Figure content listings:
☆ ☆ ☆ ☆ ☆
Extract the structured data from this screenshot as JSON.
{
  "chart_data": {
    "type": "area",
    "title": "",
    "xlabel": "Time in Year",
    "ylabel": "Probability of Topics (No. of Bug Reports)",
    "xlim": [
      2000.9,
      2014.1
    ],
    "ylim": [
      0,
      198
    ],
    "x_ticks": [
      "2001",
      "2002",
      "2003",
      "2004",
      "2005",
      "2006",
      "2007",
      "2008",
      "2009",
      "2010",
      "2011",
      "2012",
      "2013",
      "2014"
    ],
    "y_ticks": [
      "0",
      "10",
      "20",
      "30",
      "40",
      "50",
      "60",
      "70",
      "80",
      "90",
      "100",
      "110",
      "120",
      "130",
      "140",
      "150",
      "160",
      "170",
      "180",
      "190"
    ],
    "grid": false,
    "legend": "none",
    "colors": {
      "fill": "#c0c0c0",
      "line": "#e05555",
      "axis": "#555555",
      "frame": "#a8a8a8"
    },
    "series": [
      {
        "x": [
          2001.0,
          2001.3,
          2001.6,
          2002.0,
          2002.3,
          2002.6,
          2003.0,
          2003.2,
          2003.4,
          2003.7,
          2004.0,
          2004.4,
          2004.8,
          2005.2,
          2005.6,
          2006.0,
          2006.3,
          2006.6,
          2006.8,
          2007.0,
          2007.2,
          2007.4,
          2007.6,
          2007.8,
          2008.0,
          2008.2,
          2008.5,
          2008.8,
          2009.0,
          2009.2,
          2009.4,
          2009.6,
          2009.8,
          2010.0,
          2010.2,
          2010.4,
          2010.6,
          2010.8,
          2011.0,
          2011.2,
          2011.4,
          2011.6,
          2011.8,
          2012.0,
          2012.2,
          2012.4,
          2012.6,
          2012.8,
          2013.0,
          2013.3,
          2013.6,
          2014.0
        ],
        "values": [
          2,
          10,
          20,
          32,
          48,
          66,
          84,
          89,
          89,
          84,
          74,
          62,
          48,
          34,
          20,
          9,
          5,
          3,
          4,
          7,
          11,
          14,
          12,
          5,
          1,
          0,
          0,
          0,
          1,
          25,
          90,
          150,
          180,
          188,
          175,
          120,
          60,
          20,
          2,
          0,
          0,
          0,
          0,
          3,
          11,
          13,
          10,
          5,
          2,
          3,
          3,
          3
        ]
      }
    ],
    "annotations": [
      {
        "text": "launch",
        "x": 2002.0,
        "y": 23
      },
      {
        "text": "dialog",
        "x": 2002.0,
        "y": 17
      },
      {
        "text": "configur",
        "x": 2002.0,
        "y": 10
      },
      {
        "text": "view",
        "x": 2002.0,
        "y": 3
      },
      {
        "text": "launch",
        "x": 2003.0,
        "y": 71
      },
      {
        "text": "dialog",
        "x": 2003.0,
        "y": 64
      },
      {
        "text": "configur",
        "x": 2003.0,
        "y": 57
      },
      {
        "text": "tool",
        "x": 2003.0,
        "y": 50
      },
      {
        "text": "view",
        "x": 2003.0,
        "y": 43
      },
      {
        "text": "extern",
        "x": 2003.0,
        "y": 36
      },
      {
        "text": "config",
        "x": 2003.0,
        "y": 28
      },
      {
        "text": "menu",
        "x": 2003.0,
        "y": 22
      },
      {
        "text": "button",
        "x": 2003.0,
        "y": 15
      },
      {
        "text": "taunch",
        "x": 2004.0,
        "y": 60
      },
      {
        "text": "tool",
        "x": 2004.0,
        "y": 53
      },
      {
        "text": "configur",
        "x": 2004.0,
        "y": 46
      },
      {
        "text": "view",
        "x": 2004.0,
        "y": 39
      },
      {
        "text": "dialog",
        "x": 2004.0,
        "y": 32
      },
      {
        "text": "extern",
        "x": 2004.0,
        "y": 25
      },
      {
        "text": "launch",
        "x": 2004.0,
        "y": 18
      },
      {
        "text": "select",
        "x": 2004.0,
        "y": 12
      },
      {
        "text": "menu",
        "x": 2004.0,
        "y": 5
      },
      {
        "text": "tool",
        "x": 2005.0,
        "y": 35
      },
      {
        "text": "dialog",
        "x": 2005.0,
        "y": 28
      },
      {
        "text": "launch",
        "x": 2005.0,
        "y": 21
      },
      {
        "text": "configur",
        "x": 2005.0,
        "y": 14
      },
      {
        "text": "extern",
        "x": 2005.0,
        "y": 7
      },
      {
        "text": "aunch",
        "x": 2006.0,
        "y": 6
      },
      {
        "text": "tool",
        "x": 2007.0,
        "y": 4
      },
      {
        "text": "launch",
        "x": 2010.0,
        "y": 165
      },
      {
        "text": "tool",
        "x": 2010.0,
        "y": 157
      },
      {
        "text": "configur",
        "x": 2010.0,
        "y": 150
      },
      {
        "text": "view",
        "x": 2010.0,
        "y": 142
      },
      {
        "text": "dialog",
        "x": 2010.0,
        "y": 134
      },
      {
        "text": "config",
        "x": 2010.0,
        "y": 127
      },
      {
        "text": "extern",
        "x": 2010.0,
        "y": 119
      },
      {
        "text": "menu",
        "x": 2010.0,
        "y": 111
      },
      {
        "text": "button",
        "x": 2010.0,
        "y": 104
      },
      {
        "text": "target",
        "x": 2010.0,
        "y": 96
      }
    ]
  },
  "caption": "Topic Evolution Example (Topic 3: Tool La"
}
☆ ☆ ☆ ☆ ☆
Required task: Type out all of the material again, word for word.

Exercise result:
Extract the structured data from this screenshot as JSON.
{
  "chart_data": {
    "type": "area",
    "title": "",
    "xlabel": "Time in Year",
    "ylabel": "Probability of Topics (No. of Bug Reports)",
    "xlim": [
      2000.9,
      2014.1
    ],
    "ylim": [
      0,
      198
    ],
    "x_ticks": [
      "2001",
      "2002",
      "2003",
      "2004",
      "2005",
      "2006",
      "2007",
      "2008",
      "2009",
      "2010",
      "2011",
      "2012",
      "2013",
      "2014"
    ],
    "y_ticks": [
      "0",
      "10",
      "20",
      "30",
      "40",
      "50",
      "60",
      "70",
      "80",
      "90",
      "100",
      "110",
      "120",
      "130",
      "140",
      "150",
      "160",
      "170",
      "180",
      "190"
    ],
    "grid": false,
    "legend": "none",
    "colors": {
      "fill": "#c0c0c0",
      "line": "#e05555",
      "axis": "#555555",
      "frame": "#a8a8a8"
    },
    "series": [
      {
        "x": [
          2001.0,
          2001.3,
          2001.6,
          2002.0,
          2002.3,
          2002.6,
          2003.0,
          2003.2,
          2003.4,
          2003.7,
          2004.0,
          2004.4,
          2004.8,
          2005.2,
          2005.6,
          2006.0,
          2006.3,
          2006.6,
          2006.8,
          2007.0,
          2007.2,
          2007.4,
          2007.6,
          2007.8,
          2008.0,
          2008.2,
          2008.5,
          2008.8,
          2009.0,
          2009.2,
          2009.4,
          2009.6,
          2009.8,
          2010.0,
          2010.2,
          2010.4,
          2010.6,
          2010.8,
          2011.0,
          2011.2,
          2011.4,
          2011.6,
          2011.8,
          2012.0,
          2012.2,
          2012.4,
          2012.6,
          2012.8,
          2013.0,
          2013.3,
          2013.6,
          2014.0
        ],
        "values": [
          2,
          10,
          20,
          32,
          48,
          66,
          84,
          89,
          89,
          84,
          74,
          62,
          48,
          34,
          20,
          9,
          5,
          3,
          4,
          7,
          11,
          14,
          12,
          5,
          1,
          0,
          0,
          0,
          1,
          25,
          90,
          150,
          180,
          188,
          175,
          120,
          60,
          20,
          2,
          0,
          0,
          0,
          0,
          3,
          11,
          13,
          10,
          5,
          2,
          3,
          3,
          3
        ]
      }
    ],
    "annotations": [
      {
        "text": "launch",
        "x": 2002.0,
        "y": 23
      },
      {
        "text": "dialog",
        "x": 2002.0,
        "y": 17
      },
      {
        "text": "configur",
        "x": 2002.0,
        "y": 10
      },
      {
        "text": "view",
        "x": 2002.0,
        "y": 3
      },
      {
        "text": "launch",
        "x": 2003.0,
        "y": 71
      },
      {
        "text": "dialog",
        "x": 2003.0,
        "y": 64
      },
      {
        "text": "configur",
        "x": 2003.0,
        "y": 57
      },
      {
        "text": "tool",
        "x": 2003.0,
        "y": 50
      },
      {
        "text": "view",
        "x": 2003.0,
        "y": 43
      },
      {
        "text": "extern",
        "x": 2003.0,
        "y": 36
      },
      {
        "text": "config",
        "x": 2003.0,
        "y": 28
      },
      {
        "text": "menu",
        "x": 2003.0,
        "y": 22
      },
      {
        "text": "button",
        "x": 2003.0,
        "y": 15
      },
      {
        "text": "taunch",
        "x": 2004.0,
        "y": 60
      },
      {
        "text": "tool",
        "x": 2004.0,
        "y": 53
      },
      {
        "text": "configur",
        "x": 2004.0,
        "y": 46
      },
      {
        "text": "view",
        "x": 2004.0,
        "y": 39
      },
      {
        "text": "dialog",
        "x": 2004.0,
        "y": 32
      },
      {
        "text": "extern",
        "x": 2004.0,
        "y": 25
      },
      {
        "text": "launch",
        "x": 2004.0,
        "y": 18
      },
      {
        "text": "select",
        "x": 2004.0,
        "y": 12
      },
      {
        "text": "menu",
        "x": 2004.0,
        "y": 5
      },
      {
        "text": "tool",
        "x": 2005.0,
        "y": 35
      },
      {
        "text": "dialog",
        "x": 2005.0,
        "y": 28
      },
      {
        "text": "launch",
        "x": 2005.0,
        "y": 21
      },
      {
        "text": "configur",
        "x": 2005.0,
        "y": 14
      },
      {
        "text": "extern",
        "x": 2005.0,
        "y": 7
      },
      {
        "text": "aunch",
        "x": 2006.0,
        "y": 6
      },
      {
        "text": "tool",
        "x": 2007.0,
        "y": 4
      },
      {
        "text": "launch",
        "x": 2010.0,
        "y": 165
      },
      {
        "text": "tool",
        "x": 2010.0,
        "y": 157
      },
      {
        "text": "configur",
        "x": 2010.0,
        "y": 150
      },
      {
        "text": "view",
        "x": 2010.0,
        "y": 142
      },
      {
        "text": "dialog",
        "x": 2010.0,
        "y": 134
      },
      {
        "text": "config",
        "x": 2010.0,
        "y": 127
      },
      {
        "text": "extern",
        "x": 2010.0,
        "y": 119
      },
      {
        "text": "menu",
        "x": 2010.0,
        "y": 111
      },
      {
        "text": "button",
        "x": 2010.0,
        "y": 104
      },
      {
        "text": "target",
        "x": 2010.0,
        "y": 96
      }
    ]
  },
  "caption": "Topic Evolution Example (Topic 3: Tool La"
}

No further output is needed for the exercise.